= Task description =
Lines containing the word "taking" need to be counted. Please reply with how many there are, and nothing else.

## Start Materials provided

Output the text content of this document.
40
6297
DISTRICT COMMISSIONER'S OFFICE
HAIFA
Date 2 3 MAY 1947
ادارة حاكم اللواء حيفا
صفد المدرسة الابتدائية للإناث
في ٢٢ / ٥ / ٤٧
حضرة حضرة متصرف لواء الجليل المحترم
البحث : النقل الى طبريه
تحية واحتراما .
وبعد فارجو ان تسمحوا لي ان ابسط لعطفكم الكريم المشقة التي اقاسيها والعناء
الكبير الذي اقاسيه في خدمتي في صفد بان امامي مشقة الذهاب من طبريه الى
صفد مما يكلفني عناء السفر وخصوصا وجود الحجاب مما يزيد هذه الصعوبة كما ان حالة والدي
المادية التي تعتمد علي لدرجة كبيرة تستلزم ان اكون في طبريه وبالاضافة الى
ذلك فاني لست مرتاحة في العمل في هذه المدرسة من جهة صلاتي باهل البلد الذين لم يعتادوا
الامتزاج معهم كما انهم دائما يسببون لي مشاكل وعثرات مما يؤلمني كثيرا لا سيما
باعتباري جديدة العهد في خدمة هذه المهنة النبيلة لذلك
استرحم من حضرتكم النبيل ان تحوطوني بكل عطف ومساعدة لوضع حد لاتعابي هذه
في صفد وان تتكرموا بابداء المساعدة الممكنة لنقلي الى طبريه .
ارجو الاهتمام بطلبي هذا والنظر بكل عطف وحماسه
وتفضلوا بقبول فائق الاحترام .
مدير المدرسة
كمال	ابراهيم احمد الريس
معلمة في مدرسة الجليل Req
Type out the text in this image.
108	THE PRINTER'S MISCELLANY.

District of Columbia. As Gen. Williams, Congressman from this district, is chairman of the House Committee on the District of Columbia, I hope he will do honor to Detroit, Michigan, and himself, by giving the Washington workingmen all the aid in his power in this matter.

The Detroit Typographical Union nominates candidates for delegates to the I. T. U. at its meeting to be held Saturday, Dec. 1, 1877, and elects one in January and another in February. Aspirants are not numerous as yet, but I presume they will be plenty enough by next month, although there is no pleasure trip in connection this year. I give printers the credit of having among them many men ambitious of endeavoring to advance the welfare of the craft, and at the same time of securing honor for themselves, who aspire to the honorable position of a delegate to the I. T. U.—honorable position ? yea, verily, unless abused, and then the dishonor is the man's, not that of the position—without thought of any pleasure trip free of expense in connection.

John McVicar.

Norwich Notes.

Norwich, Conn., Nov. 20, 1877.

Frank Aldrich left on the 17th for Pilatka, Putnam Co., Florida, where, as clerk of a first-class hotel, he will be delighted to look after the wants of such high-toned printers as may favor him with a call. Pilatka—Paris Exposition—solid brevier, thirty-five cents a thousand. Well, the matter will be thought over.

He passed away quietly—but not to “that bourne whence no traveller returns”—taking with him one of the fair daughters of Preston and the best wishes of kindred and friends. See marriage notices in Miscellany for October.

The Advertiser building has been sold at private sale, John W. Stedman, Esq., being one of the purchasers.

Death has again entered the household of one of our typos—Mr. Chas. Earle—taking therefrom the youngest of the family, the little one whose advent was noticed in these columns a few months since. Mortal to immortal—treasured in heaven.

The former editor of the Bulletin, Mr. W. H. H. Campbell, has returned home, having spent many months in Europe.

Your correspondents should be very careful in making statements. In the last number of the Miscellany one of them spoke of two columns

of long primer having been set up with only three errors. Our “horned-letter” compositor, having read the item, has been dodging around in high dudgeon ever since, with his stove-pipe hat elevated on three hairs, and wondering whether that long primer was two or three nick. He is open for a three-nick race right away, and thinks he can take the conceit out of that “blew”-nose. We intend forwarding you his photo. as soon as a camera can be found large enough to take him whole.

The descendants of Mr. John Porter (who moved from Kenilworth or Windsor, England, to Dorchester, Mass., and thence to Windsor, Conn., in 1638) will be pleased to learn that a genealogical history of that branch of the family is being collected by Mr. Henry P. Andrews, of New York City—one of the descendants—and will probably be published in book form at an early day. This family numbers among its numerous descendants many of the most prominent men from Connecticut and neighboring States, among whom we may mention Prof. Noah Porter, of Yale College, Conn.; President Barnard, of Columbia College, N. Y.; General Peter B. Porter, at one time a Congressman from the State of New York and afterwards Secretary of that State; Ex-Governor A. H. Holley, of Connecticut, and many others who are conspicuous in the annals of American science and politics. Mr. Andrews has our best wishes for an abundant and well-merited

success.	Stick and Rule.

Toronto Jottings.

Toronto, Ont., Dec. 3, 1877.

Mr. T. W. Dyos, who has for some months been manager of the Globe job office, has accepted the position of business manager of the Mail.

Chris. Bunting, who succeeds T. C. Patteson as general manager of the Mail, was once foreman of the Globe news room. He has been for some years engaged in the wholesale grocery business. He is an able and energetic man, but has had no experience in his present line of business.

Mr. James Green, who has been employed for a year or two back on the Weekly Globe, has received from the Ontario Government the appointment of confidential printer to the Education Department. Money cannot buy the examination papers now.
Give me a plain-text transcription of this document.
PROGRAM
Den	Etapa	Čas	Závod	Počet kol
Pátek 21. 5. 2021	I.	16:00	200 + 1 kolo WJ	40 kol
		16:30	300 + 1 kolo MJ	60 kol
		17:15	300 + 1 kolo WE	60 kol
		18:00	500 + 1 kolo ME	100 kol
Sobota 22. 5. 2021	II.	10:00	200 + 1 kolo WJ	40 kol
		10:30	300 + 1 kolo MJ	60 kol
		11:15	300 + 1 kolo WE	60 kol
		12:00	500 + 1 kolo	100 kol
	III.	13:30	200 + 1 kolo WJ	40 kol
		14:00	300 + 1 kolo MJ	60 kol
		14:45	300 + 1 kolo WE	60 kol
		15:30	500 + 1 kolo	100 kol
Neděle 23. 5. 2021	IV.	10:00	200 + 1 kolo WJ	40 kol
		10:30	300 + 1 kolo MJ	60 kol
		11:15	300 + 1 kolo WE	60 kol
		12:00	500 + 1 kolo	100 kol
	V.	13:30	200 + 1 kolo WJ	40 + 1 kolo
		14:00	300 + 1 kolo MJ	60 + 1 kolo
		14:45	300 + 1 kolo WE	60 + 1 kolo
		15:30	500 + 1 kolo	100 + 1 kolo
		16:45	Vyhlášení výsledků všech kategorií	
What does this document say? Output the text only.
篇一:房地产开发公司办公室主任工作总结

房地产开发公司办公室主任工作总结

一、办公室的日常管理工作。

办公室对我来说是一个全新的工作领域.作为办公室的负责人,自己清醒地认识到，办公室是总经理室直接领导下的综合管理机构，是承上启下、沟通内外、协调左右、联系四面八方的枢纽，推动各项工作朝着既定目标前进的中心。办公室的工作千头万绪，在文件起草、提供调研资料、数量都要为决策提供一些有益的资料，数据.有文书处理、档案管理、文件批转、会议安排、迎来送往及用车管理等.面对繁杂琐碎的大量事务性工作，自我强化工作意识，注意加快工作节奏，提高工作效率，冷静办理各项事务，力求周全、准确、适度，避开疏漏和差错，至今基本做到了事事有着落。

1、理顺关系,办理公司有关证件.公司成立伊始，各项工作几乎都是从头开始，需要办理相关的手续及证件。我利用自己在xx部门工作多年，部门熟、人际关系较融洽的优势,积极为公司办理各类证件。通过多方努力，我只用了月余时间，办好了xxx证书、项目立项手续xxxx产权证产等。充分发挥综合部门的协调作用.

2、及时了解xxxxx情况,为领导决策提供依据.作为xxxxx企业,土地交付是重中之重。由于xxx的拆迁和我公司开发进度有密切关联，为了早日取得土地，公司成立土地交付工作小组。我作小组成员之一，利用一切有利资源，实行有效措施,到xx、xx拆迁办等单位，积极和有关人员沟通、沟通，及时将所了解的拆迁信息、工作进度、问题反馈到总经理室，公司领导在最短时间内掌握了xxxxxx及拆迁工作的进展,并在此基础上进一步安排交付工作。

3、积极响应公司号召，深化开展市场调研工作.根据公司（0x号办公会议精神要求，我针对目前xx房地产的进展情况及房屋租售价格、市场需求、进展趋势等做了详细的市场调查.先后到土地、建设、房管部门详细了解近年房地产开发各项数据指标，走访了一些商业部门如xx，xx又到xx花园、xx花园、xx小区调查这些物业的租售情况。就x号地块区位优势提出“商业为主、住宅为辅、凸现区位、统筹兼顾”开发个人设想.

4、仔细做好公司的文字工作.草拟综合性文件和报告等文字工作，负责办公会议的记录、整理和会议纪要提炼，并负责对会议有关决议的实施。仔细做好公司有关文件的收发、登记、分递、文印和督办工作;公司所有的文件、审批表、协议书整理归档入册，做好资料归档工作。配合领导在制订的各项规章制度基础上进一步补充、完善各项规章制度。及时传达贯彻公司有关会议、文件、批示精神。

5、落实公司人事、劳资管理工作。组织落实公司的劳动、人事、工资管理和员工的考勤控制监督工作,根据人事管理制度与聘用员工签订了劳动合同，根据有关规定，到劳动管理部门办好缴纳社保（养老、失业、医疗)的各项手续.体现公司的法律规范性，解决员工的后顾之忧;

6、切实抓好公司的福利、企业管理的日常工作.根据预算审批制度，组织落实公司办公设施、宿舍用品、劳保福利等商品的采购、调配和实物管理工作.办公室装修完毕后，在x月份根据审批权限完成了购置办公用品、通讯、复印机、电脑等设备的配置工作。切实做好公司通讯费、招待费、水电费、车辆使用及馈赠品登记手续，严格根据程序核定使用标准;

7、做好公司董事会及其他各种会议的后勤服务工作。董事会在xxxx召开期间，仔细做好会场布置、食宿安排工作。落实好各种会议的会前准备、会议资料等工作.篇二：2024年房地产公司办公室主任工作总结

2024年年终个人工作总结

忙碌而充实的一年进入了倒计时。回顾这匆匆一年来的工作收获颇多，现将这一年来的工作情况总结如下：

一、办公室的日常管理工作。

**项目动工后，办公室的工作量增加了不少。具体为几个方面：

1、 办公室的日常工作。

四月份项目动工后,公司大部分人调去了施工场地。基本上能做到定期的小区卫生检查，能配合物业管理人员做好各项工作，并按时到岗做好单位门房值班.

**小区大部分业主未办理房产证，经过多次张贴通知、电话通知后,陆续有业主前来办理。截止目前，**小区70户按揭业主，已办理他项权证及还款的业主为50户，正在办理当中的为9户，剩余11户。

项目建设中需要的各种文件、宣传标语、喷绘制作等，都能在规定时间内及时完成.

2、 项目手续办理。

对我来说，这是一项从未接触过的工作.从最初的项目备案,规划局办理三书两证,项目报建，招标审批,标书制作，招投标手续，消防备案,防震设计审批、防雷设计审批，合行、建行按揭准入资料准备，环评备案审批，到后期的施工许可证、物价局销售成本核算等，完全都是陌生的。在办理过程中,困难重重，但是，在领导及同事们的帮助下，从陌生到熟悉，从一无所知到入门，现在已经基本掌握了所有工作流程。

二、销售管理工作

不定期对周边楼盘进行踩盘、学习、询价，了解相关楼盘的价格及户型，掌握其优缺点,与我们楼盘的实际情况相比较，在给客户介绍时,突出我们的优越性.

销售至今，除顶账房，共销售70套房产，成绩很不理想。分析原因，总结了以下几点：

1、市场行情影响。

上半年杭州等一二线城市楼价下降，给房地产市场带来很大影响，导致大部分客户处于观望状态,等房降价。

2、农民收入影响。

## End Materials provided

= Task output =
2